[TASK DIRECTIONS]
Look for the word "TRUTH" in the entries below, then copy every line that has it.

[LISTED ENTRIES]
——
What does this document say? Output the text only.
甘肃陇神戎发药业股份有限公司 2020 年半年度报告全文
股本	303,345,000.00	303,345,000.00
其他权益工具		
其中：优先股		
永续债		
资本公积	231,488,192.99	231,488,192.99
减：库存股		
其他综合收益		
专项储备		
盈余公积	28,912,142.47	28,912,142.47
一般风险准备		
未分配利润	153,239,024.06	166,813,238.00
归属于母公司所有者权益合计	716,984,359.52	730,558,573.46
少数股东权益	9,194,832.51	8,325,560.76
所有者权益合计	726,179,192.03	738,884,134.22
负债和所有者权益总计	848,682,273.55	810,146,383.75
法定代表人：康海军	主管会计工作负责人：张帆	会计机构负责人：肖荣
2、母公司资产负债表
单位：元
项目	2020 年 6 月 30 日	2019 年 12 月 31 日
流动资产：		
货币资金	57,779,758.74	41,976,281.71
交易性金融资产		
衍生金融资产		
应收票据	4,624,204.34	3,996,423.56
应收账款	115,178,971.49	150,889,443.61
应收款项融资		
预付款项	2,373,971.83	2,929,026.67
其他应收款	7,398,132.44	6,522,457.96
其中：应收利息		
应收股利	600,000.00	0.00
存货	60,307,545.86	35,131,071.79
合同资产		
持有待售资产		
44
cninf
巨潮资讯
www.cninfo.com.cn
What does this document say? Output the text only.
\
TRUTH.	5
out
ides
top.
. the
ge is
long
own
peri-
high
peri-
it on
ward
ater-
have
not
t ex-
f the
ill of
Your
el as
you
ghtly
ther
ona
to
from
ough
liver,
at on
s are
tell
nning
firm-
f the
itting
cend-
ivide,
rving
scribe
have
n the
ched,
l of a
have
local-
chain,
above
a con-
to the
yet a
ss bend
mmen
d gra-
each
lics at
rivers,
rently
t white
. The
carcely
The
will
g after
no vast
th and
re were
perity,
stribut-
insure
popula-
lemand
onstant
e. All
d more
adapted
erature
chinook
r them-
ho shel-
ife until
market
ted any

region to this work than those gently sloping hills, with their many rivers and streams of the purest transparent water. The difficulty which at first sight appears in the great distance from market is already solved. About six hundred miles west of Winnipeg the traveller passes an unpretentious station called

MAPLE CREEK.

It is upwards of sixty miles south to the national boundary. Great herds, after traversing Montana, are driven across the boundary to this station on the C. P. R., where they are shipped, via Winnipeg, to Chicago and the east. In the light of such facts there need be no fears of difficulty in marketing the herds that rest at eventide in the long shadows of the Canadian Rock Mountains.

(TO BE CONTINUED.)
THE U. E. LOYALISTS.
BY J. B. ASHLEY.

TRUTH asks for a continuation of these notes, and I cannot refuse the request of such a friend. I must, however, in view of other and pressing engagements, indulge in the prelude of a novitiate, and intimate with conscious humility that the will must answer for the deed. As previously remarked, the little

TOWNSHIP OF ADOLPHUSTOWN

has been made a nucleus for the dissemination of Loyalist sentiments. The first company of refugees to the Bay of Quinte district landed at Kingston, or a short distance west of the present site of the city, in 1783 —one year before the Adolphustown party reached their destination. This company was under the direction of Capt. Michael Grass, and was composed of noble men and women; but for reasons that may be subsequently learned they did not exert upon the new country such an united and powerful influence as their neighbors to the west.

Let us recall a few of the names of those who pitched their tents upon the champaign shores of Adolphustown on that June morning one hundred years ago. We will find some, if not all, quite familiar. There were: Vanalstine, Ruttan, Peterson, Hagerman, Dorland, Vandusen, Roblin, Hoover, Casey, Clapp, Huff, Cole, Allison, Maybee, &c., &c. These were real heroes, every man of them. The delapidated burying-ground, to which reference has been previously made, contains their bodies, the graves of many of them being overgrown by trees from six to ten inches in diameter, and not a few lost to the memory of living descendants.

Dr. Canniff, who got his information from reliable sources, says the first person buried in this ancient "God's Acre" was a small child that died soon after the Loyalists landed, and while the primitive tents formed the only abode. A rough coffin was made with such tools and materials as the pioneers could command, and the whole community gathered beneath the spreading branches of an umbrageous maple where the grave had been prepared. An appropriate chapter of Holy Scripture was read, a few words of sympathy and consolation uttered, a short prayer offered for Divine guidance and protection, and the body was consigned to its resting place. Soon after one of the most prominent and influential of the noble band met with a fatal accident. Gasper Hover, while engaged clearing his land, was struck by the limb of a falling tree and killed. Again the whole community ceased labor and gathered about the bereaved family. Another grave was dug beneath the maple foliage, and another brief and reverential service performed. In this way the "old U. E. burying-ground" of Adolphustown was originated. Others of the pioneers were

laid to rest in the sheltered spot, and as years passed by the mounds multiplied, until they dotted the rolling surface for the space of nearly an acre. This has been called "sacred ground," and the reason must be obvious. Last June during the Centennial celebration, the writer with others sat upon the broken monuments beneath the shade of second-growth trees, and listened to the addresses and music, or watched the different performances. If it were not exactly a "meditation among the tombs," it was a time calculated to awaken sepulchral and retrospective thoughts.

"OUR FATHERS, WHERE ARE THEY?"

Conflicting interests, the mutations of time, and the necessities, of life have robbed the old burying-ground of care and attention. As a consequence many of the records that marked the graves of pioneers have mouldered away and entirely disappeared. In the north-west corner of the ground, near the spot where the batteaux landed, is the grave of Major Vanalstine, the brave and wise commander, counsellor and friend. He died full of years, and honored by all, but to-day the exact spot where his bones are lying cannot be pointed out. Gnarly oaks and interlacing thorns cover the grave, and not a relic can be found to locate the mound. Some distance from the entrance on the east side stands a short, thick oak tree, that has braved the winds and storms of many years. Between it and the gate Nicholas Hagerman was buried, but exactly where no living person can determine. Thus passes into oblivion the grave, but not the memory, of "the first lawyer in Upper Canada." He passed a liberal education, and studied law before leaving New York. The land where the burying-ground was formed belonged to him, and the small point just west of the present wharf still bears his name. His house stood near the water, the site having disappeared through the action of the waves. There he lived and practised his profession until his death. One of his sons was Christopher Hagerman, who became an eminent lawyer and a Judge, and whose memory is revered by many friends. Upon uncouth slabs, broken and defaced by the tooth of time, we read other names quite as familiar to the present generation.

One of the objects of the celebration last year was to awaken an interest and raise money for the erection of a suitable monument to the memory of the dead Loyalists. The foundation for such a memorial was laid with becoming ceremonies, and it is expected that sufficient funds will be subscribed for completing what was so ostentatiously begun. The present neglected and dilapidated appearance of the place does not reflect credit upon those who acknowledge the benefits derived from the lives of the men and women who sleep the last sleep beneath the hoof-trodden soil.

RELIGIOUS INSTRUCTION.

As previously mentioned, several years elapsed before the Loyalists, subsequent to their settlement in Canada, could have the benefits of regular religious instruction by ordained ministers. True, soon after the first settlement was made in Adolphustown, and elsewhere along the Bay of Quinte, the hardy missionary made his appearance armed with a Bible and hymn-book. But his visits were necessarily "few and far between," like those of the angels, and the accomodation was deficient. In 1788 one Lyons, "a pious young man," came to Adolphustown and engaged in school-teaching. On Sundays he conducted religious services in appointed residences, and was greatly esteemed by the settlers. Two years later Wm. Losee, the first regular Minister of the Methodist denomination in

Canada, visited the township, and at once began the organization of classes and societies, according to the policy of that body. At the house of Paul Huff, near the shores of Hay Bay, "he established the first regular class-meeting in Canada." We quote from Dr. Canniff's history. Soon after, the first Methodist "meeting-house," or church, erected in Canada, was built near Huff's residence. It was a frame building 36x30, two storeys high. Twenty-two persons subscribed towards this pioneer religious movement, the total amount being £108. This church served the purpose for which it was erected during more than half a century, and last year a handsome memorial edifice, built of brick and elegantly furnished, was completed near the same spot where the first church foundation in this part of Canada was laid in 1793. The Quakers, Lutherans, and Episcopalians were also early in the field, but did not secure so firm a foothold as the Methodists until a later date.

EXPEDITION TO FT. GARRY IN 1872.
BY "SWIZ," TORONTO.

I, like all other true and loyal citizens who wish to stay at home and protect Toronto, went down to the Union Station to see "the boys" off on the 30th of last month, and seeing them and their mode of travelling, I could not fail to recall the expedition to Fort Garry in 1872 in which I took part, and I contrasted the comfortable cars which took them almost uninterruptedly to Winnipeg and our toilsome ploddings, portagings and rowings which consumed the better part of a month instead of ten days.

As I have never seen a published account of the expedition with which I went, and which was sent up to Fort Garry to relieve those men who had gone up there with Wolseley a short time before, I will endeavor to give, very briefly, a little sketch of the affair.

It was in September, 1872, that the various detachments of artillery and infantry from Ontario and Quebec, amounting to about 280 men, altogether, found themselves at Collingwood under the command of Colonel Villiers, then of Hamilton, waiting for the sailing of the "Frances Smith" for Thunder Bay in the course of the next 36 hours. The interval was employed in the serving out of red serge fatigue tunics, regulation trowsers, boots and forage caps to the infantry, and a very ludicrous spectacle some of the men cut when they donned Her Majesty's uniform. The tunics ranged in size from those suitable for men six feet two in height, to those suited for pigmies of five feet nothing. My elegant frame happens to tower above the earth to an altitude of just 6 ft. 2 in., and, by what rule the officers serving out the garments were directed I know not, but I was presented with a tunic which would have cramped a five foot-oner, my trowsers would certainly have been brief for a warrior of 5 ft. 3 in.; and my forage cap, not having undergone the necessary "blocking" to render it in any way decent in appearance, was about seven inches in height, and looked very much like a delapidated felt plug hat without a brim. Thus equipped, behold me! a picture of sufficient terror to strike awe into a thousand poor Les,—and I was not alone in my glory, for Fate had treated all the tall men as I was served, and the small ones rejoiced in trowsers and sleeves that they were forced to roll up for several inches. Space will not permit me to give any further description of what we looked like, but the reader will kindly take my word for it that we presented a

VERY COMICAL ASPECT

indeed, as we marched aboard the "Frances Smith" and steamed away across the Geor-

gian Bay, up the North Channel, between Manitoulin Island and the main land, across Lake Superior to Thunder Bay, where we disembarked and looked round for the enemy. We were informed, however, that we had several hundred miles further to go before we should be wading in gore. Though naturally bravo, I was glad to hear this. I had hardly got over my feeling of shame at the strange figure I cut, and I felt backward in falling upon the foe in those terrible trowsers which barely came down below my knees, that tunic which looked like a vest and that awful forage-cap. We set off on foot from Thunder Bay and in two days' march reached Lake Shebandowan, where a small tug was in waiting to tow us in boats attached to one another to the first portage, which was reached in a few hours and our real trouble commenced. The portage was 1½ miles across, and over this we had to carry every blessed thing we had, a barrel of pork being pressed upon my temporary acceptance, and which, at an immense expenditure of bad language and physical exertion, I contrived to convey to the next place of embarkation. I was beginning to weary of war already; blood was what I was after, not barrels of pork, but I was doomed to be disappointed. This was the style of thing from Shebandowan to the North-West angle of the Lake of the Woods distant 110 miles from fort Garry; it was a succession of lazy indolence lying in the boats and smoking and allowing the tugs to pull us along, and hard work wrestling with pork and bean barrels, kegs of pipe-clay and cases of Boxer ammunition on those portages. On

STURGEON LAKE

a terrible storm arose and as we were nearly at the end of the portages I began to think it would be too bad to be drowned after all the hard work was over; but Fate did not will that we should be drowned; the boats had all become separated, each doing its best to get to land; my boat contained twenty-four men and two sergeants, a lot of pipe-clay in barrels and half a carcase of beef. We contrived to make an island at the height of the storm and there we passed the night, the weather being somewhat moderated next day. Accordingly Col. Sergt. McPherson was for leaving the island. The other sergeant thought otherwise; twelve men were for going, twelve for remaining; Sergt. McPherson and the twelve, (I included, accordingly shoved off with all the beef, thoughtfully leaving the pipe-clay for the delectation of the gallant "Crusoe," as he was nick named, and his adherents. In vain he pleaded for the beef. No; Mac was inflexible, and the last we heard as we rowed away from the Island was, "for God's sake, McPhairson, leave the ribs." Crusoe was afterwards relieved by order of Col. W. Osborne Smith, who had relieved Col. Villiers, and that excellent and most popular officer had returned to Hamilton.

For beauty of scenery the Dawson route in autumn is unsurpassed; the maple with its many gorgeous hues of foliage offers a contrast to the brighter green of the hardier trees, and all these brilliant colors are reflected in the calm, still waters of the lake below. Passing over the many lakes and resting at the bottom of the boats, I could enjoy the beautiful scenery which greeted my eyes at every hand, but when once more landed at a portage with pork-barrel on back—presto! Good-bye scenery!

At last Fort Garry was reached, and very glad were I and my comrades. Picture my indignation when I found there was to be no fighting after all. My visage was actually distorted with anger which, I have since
——
[RESPONSE TO THIS TASK]
TRUTH.	5
TRUTH asks for a continuation of these notes, and I cannot refuse the request of such a friend. I must, however, in view of other and pressing engagements, indulge in the prelude of a novitiate, and intimate with conscious humility that the will must answer for the deed. As previously remarked, the little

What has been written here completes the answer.